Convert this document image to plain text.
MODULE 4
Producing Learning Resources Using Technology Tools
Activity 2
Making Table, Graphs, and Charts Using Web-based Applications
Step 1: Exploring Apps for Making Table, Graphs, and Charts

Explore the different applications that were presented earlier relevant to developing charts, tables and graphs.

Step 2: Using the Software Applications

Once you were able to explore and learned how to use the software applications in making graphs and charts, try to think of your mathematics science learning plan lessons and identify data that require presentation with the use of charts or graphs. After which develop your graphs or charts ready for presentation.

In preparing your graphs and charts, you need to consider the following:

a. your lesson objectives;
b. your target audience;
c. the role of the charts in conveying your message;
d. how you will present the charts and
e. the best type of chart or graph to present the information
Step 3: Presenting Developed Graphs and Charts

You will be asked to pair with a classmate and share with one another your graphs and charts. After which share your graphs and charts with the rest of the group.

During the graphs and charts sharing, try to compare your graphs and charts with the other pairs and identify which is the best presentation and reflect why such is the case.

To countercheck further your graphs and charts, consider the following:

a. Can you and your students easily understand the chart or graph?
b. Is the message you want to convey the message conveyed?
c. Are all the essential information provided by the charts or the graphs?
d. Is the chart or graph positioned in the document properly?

- [What is being asked]: Quote the data in full, keeping each word unchanged.

- [Full response]:
Convert this document image to plain text.
MODULE 4
Producing Learning Resources Using Technology Tools
Activity 2
Making Table, Graphs, and Charts Using Web-based Applications
Step 1: Exploring Apps for Making Table, Graphs, and Charts

Explore the different applications that were presented earlier relevant to developing charts, tables and graphs.

Step 2: Using the Software Applications

Once you were able to explore and learned how to use the software applications in making graphs and charts, try to think of your mathematics science learning plan lessons and identify data that require presentation with the use of charts or graphs. After which develop your graphs or charts ready for presentation.

In preparing your graphs and charts, you need to consider the following:

a. your lesson objectives;
b. your target audience;
c. the role of the charts in conveying your message;
d. how you will present the charts and
e. the best type of chart or graph to present the information
Step 3: Presenting Developed Graphs and Charts

You will be asked to pair with a classmate and share with one another your graphs and charts. After which share your graphs and charts with the rest of the group.

During the graphs and charts sharing, try to compare your graphs and charts with the other pairs and identify which is the best presentation and reflect why such is the case.

To countercheck further your graphs and charts, consider the following:

a. Can you and your students easily understand the chart or graph?
b. Is the message you want to convey the message conveyed?
c. Are all the essential information provided by the charts or the graphs?
d. Is the chart or graph positioned in the document properly?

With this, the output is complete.